I can see two possible answers to this question. The first is that the language of Table 8B row 1, when first introduced and when used in the versions of the Rules prior to 6 November 2014, contemplated circumstances in which the investment had not yet been made at the time of the decision of the SSHD (Table 8B is applicable only to those who are applying for entry clearance or leave to remain following an earlier grant under the rules in force prior to 6 November 2014). This is reflected in the use of the present tense in row 1 (“has money” and “owns” personal assets”) which it was common ground had to be manipulated into the past tense to reflect the fact that rows 2 and 3 required it to be applied in all cases in the period after investment, as the past tense of their language indicated. In circumstances where the SSHD’s decision under the Rules is being made prior to investment, a requirement of control provides a level of comfort that the applicant will be in a position to make the qualifying investment. If the UK assets or loan entitlement are not wholly under his control, it makes it less likely that he will be in a position to make the investment. Entry clearance or leave to remain is not intended to be granted on the basis of future investment without at least this level of comfort. This is reinforced by the requirement that the money must also be “disposable in the UK” which serves the same purpose.

49.

The continued application of the row 1 requirement to circumstances in which the SSHD’s decision is being made post investment might simply be the product of poor drafting. It might, however, be justified on the basis that it makes clear that the SSHD is able to revisit the question whether the money was at the applicant’s free disposition

prior to investment, notwithstanding that she may have so accepted at the earlier stage of granting entry clearance or initial leave to remain as an Investor Migrant. Those are the circumstances of Ms Wang’s case, and it was not suggested on her behalf that the SSHD was in any way precluded, on grounds of legitimate expectation or construction of the Rules or otherwise, from applying the test in row 1 again. In either event, the construction of the requirement that the UK assets or loan entitlement must have been wholly under the applicant’s control at the moment prior to investment is to be construed against the background of its purpose being to give, prospectively and prior to investment, a level of comfort that the applicant would be in a position to make the investment. The concept of control is aimed at the availability of the money for investment.

50.

_ _ _ _ _

Resume the investor visa ruling, picking up right after its last sentence. The rows after this have nothing to do with the investor visa ruling.

_ _ _ _ _

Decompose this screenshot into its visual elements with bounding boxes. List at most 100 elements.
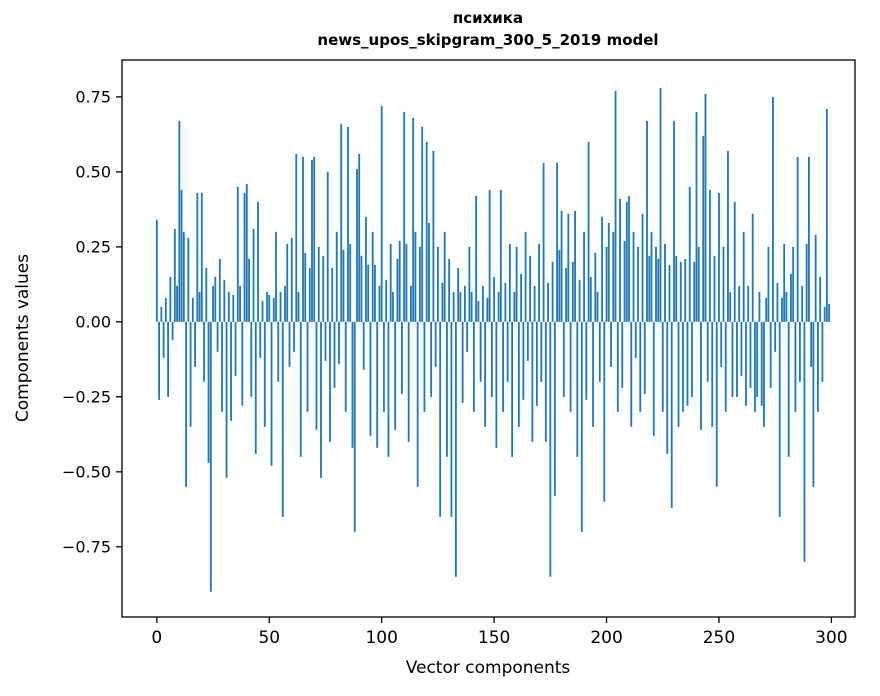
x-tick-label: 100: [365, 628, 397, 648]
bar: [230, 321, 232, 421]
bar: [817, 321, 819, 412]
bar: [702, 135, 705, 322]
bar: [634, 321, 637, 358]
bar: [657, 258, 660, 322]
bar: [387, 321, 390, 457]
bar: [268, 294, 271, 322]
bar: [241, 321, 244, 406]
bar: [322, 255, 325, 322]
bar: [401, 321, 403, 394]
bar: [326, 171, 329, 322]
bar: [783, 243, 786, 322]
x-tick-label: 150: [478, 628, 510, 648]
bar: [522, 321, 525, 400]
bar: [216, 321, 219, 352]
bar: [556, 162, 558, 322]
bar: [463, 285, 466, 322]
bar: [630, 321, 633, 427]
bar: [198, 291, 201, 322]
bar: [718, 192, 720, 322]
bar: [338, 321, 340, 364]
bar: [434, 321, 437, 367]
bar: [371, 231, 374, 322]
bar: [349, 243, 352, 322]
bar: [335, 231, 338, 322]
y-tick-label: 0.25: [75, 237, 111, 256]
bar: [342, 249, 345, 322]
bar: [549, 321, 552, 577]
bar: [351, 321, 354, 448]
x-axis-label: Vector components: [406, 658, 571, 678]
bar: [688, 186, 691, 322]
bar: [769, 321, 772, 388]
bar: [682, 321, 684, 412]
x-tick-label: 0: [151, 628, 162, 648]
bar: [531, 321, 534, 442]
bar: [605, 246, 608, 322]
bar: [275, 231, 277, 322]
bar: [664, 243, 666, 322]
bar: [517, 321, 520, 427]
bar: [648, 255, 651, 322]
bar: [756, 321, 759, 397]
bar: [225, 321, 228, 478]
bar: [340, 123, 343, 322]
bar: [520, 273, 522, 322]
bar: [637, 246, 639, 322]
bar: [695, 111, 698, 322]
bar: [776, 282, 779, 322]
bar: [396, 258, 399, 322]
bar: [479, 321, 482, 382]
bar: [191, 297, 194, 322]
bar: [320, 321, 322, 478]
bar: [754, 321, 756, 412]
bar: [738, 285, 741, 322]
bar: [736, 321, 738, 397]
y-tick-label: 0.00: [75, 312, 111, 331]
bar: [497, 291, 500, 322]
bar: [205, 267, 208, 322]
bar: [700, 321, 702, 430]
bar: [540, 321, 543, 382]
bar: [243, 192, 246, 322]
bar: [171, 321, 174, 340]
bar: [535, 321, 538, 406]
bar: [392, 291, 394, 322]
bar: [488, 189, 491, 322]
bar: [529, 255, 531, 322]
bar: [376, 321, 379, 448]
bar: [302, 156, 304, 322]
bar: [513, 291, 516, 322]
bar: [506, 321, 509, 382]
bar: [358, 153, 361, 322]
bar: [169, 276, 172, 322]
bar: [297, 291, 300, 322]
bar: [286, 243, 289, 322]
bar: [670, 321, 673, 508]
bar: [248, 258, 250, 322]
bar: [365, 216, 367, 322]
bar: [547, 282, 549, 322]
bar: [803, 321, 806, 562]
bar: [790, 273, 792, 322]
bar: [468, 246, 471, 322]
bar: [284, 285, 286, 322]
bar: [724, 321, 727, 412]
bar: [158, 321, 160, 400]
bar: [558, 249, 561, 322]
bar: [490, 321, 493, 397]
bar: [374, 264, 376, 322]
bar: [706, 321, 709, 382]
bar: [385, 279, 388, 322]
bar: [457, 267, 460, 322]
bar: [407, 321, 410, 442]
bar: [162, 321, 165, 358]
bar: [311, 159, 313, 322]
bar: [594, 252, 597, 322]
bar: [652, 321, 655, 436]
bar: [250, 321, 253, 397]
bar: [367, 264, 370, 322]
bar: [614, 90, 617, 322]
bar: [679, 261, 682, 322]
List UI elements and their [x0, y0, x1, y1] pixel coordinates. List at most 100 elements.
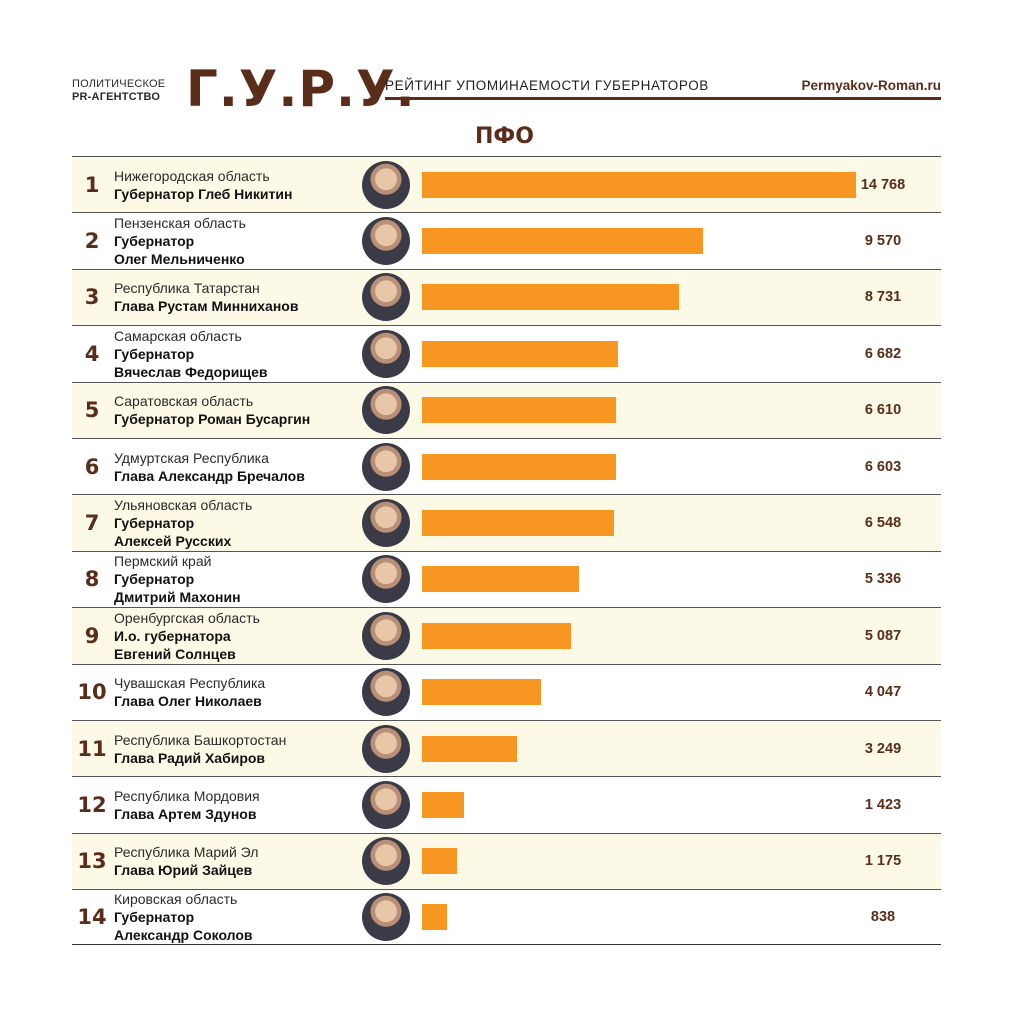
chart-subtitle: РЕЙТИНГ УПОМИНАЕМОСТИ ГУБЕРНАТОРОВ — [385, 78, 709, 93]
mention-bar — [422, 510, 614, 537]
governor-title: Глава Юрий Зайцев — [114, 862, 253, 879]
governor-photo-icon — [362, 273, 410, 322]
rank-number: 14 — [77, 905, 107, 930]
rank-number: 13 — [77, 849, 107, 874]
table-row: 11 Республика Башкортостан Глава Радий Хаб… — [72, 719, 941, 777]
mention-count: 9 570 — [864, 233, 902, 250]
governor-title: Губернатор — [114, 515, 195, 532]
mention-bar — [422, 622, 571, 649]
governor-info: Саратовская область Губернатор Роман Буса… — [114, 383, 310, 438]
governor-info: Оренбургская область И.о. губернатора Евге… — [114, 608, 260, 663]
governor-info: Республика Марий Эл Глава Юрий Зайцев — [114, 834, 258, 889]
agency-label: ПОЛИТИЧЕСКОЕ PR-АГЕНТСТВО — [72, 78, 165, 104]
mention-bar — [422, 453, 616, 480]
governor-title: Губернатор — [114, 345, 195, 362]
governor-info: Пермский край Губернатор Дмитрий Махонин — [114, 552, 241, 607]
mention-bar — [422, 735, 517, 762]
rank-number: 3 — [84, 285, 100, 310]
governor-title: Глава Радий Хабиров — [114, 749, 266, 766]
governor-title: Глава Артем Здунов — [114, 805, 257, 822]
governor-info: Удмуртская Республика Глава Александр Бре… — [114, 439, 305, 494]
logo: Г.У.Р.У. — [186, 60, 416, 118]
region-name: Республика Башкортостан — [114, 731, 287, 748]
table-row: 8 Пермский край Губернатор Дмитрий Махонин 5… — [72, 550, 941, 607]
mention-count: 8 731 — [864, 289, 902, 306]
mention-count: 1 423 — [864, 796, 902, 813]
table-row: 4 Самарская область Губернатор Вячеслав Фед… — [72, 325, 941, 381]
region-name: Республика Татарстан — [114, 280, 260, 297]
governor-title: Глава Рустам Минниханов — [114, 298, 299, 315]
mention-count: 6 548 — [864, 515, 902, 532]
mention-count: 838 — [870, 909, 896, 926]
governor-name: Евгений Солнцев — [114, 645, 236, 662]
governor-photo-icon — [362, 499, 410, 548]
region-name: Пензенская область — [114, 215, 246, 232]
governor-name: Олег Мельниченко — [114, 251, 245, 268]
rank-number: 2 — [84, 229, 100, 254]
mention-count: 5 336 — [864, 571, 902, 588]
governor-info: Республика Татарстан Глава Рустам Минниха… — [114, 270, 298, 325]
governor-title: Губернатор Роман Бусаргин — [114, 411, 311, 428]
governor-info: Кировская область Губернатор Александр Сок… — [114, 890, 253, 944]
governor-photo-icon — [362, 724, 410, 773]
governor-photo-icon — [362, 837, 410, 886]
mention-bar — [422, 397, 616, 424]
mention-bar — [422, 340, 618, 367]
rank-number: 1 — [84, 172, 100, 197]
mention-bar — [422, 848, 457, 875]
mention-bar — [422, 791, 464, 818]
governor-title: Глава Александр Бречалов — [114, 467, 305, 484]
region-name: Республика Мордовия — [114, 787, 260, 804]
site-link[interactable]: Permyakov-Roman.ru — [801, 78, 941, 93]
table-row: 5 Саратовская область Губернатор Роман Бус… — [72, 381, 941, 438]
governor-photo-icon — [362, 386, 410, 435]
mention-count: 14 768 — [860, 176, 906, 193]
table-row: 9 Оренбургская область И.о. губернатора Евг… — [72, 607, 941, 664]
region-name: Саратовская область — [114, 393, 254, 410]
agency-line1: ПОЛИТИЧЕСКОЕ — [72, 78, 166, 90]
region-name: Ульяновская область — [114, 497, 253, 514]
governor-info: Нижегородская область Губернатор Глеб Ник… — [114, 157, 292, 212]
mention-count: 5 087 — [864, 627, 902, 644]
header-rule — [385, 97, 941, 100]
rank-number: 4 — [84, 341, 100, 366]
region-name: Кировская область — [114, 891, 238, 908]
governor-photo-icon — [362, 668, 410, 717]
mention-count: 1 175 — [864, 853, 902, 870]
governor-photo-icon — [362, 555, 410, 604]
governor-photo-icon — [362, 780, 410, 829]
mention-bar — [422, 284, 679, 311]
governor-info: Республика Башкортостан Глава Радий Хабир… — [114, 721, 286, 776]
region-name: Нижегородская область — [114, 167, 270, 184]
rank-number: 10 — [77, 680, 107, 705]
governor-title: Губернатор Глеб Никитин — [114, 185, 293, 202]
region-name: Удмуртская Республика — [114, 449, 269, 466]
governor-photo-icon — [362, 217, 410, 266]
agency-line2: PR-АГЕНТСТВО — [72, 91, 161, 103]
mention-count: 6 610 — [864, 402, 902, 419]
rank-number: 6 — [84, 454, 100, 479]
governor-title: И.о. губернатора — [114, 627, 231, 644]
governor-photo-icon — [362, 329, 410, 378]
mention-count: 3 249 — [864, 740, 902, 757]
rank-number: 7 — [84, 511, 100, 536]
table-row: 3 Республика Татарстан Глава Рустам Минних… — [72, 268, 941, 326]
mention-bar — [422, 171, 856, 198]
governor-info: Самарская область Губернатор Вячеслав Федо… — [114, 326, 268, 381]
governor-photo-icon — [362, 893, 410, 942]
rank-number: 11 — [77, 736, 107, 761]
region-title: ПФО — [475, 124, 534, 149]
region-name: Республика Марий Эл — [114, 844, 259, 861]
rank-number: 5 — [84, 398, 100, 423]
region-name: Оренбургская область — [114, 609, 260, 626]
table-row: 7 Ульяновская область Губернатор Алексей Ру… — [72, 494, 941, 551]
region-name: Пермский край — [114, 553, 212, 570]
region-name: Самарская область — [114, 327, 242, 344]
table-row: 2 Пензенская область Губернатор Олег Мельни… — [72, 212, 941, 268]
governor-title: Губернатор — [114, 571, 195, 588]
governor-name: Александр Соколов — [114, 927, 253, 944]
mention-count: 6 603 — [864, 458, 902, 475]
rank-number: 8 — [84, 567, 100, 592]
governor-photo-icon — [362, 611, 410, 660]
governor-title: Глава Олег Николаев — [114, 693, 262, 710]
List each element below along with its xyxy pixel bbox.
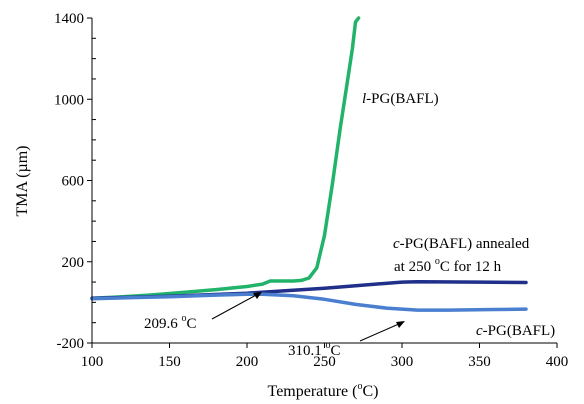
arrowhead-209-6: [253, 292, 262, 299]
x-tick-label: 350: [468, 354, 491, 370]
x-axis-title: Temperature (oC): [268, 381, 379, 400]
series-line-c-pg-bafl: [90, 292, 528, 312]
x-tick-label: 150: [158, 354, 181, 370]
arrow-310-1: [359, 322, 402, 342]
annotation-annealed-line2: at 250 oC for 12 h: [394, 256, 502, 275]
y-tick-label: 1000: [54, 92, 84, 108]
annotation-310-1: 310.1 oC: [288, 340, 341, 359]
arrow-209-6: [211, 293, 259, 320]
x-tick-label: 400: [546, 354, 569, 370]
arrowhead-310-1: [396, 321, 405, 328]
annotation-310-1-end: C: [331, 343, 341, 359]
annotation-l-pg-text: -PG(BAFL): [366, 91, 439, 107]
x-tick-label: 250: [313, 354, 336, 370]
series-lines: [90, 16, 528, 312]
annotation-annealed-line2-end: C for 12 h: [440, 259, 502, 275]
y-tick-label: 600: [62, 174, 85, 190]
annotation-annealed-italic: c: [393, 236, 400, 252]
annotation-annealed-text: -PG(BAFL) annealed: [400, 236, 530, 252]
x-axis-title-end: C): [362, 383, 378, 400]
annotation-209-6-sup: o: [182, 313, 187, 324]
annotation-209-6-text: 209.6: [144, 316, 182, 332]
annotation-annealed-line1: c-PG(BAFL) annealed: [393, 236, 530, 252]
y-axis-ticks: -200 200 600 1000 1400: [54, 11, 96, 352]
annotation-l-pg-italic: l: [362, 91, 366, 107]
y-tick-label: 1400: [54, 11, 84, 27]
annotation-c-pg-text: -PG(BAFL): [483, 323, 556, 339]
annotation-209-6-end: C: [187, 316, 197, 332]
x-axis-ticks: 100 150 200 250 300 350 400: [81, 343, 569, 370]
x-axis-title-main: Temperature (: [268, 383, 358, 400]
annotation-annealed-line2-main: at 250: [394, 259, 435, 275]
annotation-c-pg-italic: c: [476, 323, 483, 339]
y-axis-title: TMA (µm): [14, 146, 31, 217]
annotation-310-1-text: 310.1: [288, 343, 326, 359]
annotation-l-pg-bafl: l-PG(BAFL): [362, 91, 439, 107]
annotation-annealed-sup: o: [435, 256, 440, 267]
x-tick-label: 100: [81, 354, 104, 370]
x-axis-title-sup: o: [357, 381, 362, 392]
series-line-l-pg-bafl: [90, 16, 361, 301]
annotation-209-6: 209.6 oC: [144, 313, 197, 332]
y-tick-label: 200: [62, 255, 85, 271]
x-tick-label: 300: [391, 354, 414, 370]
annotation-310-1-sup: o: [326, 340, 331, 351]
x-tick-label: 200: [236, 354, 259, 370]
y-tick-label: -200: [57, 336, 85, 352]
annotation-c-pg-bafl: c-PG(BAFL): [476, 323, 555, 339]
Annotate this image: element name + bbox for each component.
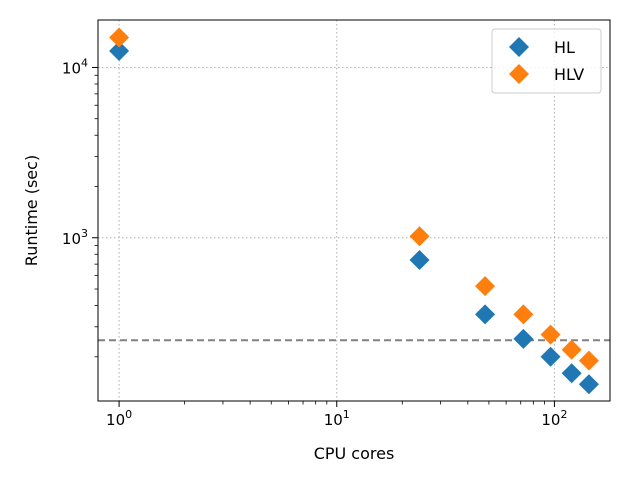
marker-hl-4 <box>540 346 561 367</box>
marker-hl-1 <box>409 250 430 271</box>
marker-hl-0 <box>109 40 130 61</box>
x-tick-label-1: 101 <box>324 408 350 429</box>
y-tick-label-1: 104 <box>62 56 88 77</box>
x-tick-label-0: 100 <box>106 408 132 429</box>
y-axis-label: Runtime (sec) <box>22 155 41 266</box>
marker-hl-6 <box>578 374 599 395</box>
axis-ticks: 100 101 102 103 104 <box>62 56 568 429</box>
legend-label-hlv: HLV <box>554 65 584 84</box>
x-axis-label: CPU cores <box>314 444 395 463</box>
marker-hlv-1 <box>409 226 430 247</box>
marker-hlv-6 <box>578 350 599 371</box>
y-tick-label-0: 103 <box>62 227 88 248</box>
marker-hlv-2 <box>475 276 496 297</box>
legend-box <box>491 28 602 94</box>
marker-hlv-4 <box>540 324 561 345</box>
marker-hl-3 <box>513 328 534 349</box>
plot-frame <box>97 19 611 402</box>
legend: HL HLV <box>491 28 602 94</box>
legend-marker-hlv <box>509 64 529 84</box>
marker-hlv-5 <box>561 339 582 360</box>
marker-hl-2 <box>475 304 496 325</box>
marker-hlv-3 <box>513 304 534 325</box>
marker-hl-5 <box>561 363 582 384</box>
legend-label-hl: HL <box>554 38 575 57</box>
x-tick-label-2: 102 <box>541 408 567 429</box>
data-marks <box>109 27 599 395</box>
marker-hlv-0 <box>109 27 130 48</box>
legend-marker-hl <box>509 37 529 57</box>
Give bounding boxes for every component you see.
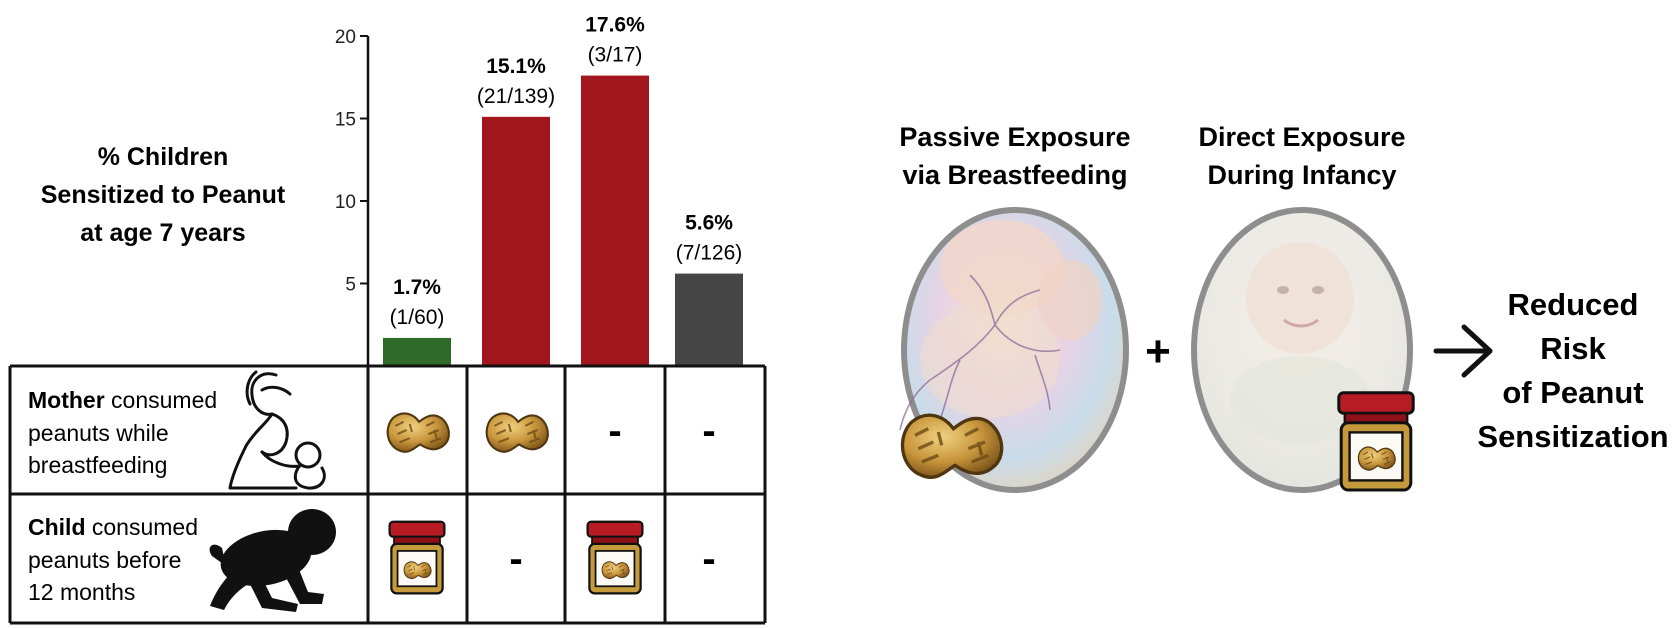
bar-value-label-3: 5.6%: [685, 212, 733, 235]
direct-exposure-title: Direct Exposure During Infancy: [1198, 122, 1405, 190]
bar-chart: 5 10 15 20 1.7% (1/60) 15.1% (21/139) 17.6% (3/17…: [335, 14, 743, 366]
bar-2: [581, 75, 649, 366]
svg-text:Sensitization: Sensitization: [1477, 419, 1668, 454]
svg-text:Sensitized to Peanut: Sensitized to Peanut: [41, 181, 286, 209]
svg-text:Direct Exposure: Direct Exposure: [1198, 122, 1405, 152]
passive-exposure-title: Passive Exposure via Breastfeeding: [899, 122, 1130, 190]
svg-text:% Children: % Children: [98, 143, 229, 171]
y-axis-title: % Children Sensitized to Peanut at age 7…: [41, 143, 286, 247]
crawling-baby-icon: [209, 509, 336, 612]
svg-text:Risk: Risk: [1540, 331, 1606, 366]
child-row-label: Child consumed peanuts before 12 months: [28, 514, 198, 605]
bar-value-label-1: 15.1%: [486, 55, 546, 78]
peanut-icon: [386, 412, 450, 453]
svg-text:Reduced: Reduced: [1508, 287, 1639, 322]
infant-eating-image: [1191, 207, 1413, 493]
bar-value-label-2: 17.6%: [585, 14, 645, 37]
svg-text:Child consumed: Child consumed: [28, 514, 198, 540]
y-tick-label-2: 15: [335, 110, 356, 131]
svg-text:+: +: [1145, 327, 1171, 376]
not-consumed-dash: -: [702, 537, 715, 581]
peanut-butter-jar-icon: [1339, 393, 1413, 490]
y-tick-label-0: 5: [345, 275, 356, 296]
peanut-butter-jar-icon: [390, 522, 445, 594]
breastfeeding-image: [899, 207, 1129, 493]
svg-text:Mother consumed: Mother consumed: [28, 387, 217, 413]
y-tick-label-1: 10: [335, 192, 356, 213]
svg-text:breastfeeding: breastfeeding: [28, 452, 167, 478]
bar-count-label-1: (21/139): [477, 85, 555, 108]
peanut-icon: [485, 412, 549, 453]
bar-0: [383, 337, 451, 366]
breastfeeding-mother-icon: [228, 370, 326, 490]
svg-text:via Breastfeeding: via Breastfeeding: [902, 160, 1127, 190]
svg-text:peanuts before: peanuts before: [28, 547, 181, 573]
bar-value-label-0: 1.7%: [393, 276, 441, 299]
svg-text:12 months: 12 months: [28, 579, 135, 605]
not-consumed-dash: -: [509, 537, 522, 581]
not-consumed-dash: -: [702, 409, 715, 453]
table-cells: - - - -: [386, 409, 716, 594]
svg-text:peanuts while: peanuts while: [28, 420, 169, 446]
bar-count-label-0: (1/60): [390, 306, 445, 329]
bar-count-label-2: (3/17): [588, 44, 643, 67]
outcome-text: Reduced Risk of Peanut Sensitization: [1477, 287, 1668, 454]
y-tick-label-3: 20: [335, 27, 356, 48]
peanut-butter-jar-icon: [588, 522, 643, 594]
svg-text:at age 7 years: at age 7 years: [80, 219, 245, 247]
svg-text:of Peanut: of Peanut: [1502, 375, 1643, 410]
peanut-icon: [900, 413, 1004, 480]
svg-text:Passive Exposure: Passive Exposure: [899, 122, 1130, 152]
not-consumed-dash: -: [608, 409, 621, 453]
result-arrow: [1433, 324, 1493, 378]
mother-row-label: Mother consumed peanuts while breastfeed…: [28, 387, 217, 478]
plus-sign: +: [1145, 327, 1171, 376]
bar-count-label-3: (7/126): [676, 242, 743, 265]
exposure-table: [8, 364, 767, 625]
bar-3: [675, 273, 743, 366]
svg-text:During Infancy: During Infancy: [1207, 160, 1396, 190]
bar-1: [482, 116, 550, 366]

_ _ _ _ _

## WRITTEN RESPONSE
A second reason why the pre-investment control requirement may have been retained in Table 8B for post-investment decisions is that it ensures the necessary link between the investment and the grant of the leave to remain to the particular applicant in question. The purpose of the Investor Migrant route is to encourage high net worth individuals to come to the UK, with the attendant potential benefits of their presence here; it would not serve such purpose if the applicant were not really the person who was of sufficient net worth to obtain the loan as disposable by him. If, for example, the applicant were merely a nominee for another who had power to direct the use of the proceeds, then even if they were invested in a qualifying investment in his name, it would not justify grant of the Investor Migrant status to the applicant, as opposed to the person who was in reality able to raise such funds for his own benefit. The same applies to alternative (a) (“has money of his own under his control”) and paragraph (b)(i) (“owns personal assets”). This rationale is perhaps a more satisfactory explanation for the application of row 1 in cases where the investment has already been made. Suppose that at the time of initial entry clearance and leave to remain the applicant had secured a loan facility, guaranteed by a third party, under which the proceeds would be wholly under his control: but that arrangements were made thereafter and prior to investment by which the chose in action represented by the loan agreement was transferred to the third party, on terms that the applicant became the mere nominee for the third party in return for cash. If the loan were used for a qualifying investment, in the name of the nominee but in reality at the direction of, and for the benefit of, the third party, it would not fulfil the purpose of the rules that the applicant should qualify for Investor Migrant status when he had converted the loan to cash, disposable as he wished, and had not in substance made the qualifying investment himself but only in name. Outside the very limited exceptions provided for in paragraph 61 in respect of spouses and partners, the money must be wholly under the applicant’s control to avoid this loophole if this purpose of the rules is to be fulfilled.

51.

My conclusion as to the purpose of the control requirement in row 1 of Table 8B, taking into account the two considerations I have identified, is that it is intended by the SSHD to ensure the personal availability to the applicant of the UK assets or loan entitlement respectively. I have used the expression loan entitlement, rather than the proceeds of the loan, because paragraph (b)(ii) does not require the proceeds to pass through the hands of the applicant. They may be, as they were under the MAM loan agreement, transferrable directly by the financial institution at the applicant’s direction to a third party, and it was not suggested that this prevented their qualification under row 1. The “money” which must be under control of the applicant for the purposes of (b)(ii) can be the chose in action represented by the loan agreement, just as what is colloquially called

money in the bank is in law a chose of action as a creditor against the bank. The words

“has been loaned” in paragraph (b)(ii) mean that the money has been the subject of an enforceable loan agreement, rather than drawn down.

52.

My conclusion that the purpose of the control requirement is to ensure the personal availability of the money is consistent with the purpose suggested by both counsel in the course of argument. Mr Malik QC for the SSHD said that it was to ensure that the applicant was in a position to make use of his own money. Mr D’Cruz endorsed the part of the Upper Tribunal judgment in which it said that control connoted that the person had the authority to manage and/or direct the use of the money.

Paragraph 61A

53.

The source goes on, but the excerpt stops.